◆ Aim:
Extract each line bearing the word "this".

◆ Input data:
☆ ☆ ☆ ☆

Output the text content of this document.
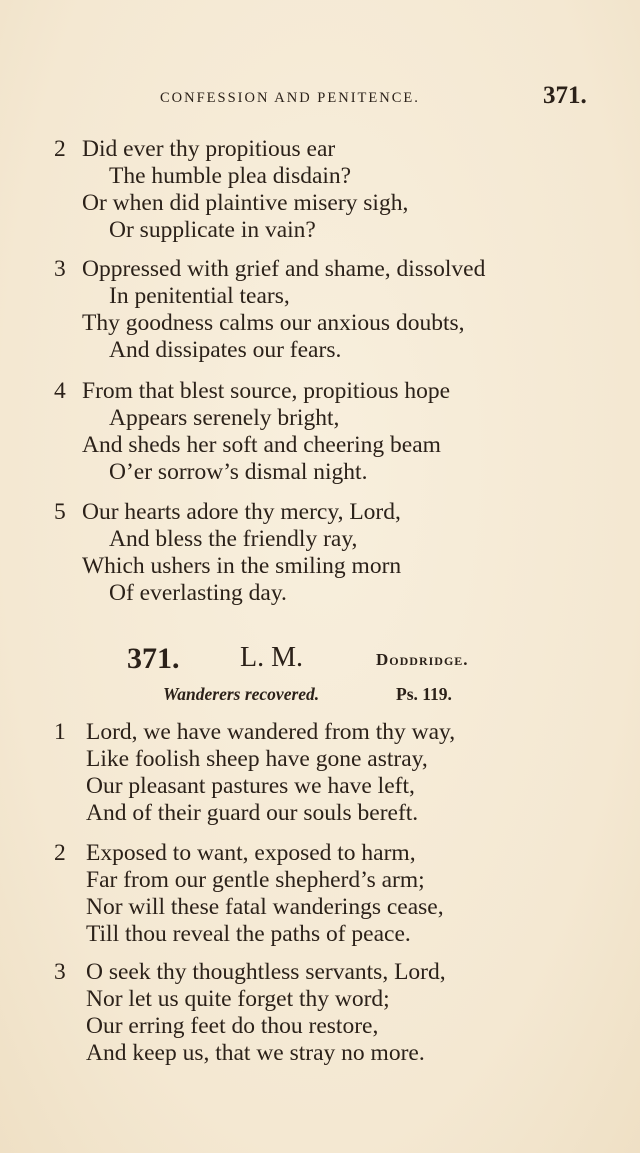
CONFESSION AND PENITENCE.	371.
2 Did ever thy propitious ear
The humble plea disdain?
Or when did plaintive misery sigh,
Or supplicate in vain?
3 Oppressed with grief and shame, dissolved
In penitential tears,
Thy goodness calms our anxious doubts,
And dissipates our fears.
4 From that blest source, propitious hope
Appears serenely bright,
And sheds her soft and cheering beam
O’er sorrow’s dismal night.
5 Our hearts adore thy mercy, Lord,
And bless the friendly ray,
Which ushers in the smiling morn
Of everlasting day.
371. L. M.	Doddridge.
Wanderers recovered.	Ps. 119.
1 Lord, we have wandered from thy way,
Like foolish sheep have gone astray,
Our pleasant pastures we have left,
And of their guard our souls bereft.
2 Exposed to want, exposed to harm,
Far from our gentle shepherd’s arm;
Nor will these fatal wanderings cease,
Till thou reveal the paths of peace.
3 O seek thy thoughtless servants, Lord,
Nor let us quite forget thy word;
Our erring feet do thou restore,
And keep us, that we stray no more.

☆ ☆ ☆ ☆

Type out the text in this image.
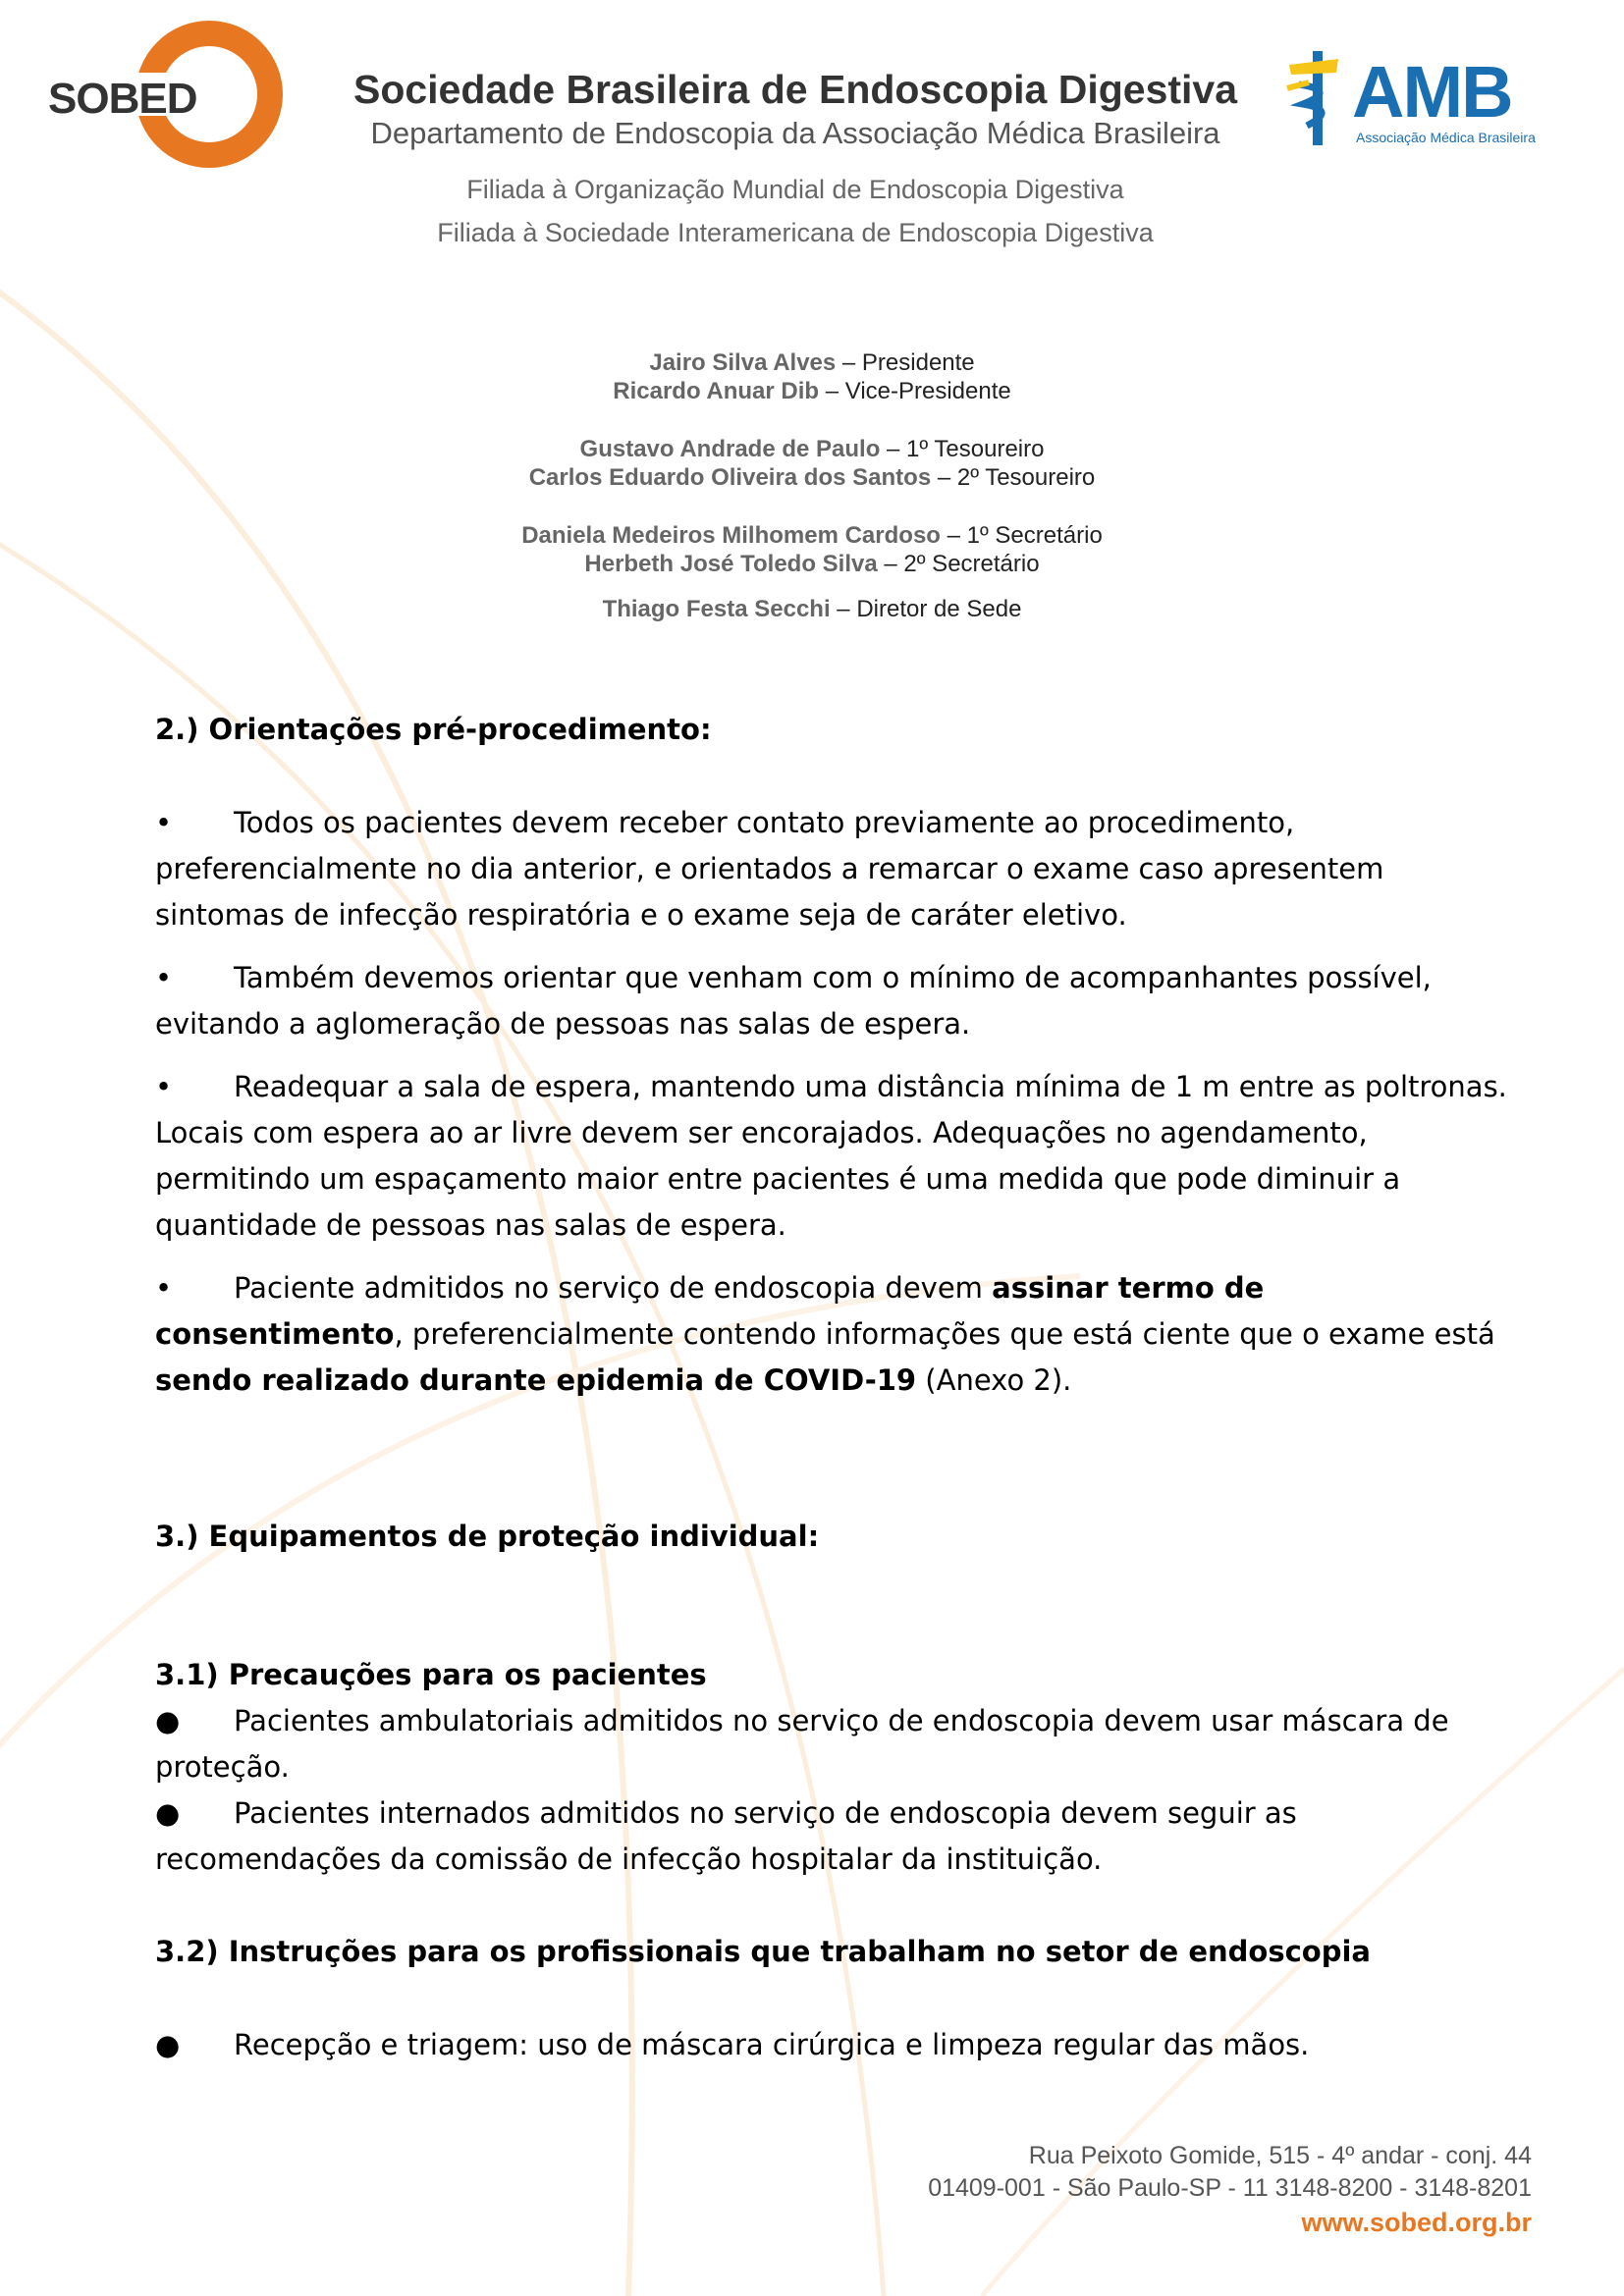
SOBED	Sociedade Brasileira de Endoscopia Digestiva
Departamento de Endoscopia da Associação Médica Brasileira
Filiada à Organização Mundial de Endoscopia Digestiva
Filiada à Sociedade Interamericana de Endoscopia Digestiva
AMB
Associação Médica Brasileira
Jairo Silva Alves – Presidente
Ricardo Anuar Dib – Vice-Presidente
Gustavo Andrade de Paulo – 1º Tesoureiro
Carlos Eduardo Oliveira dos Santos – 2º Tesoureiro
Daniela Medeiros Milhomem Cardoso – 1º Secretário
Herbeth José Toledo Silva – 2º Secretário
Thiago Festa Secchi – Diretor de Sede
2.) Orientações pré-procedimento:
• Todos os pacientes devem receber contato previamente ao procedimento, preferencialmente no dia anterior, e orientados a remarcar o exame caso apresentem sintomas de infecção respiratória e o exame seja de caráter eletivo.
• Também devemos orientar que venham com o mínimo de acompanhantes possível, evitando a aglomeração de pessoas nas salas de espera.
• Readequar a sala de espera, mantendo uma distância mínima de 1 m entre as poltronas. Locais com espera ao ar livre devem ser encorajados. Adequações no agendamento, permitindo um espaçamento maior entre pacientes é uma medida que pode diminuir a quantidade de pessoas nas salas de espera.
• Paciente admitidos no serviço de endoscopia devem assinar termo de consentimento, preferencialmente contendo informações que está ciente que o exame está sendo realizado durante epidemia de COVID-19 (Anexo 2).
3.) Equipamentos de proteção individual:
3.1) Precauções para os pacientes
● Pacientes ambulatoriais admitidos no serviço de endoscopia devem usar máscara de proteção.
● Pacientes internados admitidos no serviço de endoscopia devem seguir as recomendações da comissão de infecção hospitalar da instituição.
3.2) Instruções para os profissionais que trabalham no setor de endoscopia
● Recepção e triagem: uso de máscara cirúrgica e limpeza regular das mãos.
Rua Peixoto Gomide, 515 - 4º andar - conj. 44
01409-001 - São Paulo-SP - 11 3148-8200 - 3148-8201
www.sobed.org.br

☆ ☆ ☆ ☆

◆ Output of the task:
Output the text content of this document.
Type out the text in this image.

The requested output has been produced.